_The request_
Leaving out every picture, quote the data below exactly as it appears.

_Stored data_
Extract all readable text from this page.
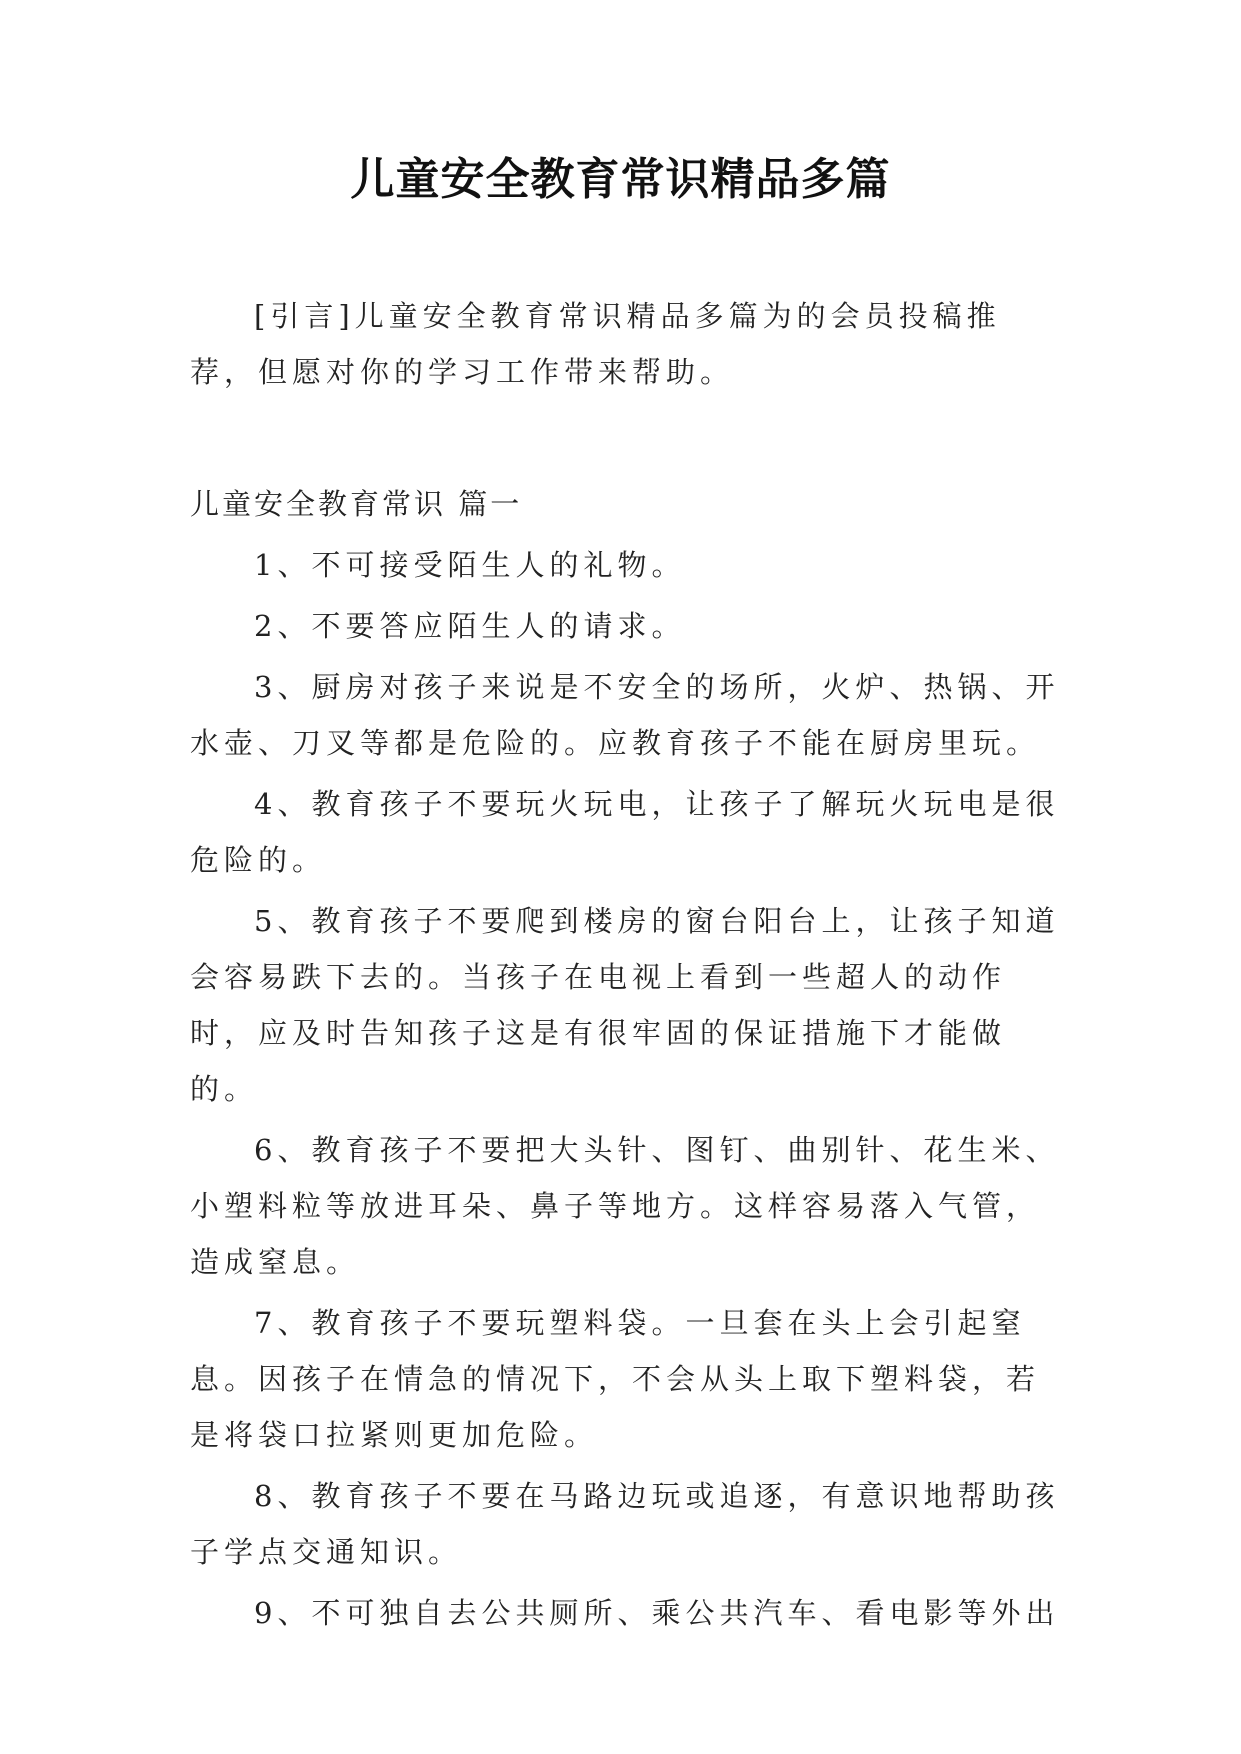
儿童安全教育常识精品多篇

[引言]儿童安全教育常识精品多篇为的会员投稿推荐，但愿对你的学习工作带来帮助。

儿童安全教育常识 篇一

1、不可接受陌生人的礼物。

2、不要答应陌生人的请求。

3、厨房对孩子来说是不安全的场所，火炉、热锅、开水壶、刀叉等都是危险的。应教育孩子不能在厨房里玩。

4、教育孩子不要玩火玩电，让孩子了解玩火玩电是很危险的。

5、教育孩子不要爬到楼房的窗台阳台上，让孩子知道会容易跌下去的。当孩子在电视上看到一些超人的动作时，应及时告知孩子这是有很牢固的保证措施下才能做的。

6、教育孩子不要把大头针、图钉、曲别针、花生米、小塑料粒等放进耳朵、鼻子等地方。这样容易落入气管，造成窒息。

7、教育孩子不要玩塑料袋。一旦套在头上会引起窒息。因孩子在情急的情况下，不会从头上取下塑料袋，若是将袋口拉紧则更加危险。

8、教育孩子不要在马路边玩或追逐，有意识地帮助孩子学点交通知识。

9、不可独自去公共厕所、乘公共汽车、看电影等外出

_Result for this exercise_
Extract all readable text from this page.
儿童安全教育常识精品多篇

[引言]儿童安全教育常识精品多篇为的会员投稿推荐，但愿对你的学习工作带来帮助。

儿童安全教育常识 篇一

1、不可接受陌生人的礼物。

2、不要答应陌生人的请求。

3、厨房对孩子来说是不安全的场所，火炉、热锅、开水壶、刀叉等都是危险的。应教育孩子不能在厨房里玩。

4、教育孩子不要玩火玩电，让孩子了解玩火玩电是很危险的。

5、教育孩子不要爬到楼房的窗台阳台上，让孩子知道会容易跌下去的。当孩子在电视上看到一些超人的动作时，应及时告知孩子这是有很牢固的保证措施下才能做的。

6、教育孩子不要把大头针、图钉、曲别针、花生米、小塑料粒等放进耳朵、鼻子等地方。这样容易落入气管，造成窒息。

7、教育孩子不要玩塑料袋。一旦套在头上会引起窒息。因孩子在情急的情况下，不会从头上取下塑料袋，若是将袋口拉紧则更加危险。

8、教育孩子不要在马路边玩或追逐，有意识地帮助孩子学点交通知识。

9、不可独自去公共厕所、乘公共汽车、看电影等外出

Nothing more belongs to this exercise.